Set problem:
Search the records for the word "JSON" and report each line that has it.

Given records:
* Start *

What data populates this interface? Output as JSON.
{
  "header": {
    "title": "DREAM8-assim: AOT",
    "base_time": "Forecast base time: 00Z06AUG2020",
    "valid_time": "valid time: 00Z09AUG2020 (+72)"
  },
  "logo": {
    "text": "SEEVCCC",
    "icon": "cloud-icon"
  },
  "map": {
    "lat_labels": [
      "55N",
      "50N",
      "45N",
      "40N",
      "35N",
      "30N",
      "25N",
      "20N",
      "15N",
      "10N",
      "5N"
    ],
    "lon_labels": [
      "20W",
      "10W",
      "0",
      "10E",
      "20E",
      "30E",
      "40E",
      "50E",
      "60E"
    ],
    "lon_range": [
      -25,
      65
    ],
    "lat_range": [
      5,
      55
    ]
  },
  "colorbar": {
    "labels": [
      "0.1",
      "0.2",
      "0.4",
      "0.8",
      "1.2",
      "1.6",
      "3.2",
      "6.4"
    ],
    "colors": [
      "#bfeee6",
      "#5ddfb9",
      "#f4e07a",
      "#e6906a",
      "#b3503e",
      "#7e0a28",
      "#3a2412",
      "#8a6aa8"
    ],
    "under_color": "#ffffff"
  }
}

* End *
* Start *

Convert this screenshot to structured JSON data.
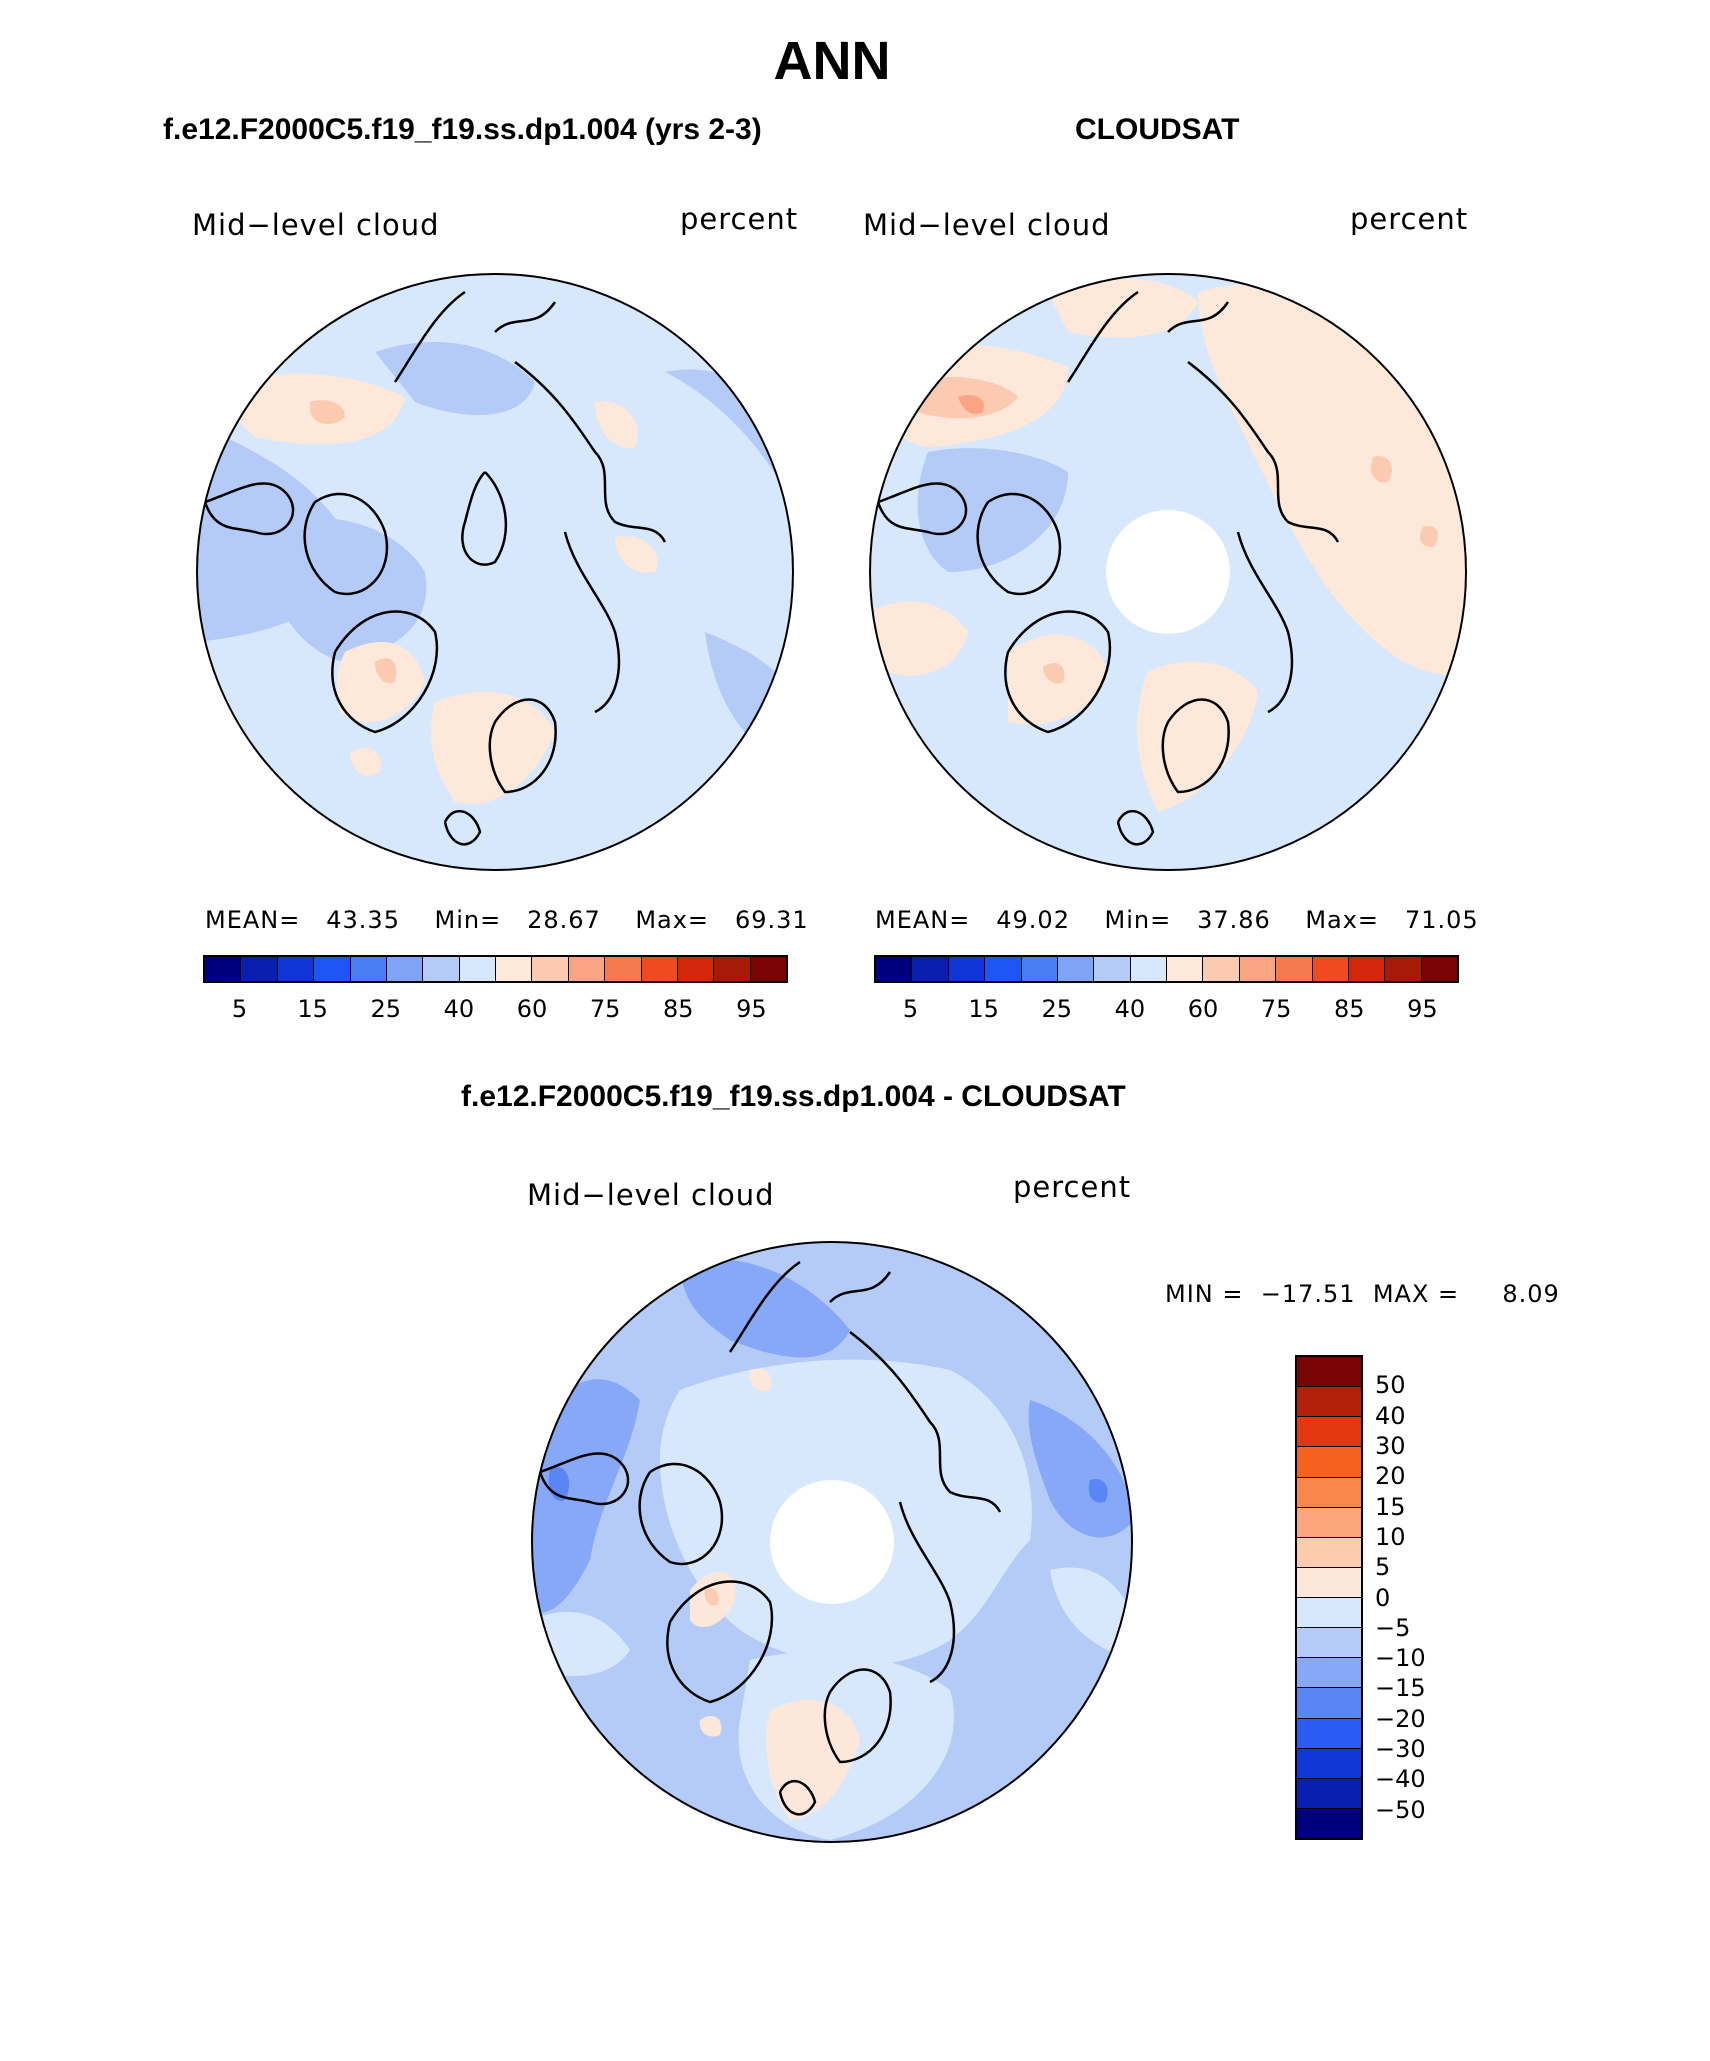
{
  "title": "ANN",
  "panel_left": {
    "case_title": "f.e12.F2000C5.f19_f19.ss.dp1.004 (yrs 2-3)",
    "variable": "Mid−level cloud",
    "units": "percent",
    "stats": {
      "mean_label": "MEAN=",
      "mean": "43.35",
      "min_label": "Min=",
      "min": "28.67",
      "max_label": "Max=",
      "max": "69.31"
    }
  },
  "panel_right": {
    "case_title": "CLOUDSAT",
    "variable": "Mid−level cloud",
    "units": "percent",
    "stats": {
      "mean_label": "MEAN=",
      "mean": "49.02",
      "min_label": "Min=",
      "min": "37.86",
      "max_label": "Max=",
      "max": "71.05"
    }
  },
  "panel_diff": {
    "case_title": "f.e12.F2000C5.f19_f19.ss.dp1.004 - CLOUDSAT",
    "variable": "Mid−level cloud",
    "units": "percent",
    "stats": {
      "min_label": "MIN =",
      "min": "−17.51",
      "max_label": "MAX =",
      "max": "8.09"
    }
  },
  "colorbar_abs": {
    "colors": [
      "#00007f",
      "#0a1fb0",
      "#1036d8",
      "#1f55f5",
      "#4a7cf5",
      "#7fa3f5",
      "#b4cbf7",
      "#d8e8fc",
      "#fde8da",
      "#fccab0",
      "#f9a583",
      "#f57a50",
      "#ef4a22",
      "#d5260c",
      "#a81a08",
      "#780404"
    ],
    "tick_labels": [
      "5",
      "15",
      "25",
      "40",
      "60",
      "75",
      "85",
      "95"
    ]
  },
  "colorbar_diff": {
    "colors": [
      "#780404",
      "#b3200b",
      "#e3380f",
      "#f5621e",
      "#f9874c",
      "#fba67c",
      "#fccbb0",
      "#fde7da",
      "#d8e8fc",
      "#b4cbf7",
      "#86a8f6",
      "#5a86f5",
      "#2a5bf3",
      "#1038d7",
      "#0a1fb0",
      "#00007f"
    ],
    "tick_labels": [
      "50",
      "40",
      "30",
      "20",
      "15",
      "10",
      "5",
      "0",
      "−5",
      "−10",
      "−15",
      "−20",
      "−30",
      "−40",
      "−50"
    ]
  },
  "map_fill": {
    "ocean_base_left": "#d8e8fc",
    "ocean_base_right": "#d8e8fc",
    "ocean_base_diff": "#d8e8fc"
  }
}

* End *

Written response:
What data populates this interface? Output as JSON.
Convert this screenshot to structured JSON data.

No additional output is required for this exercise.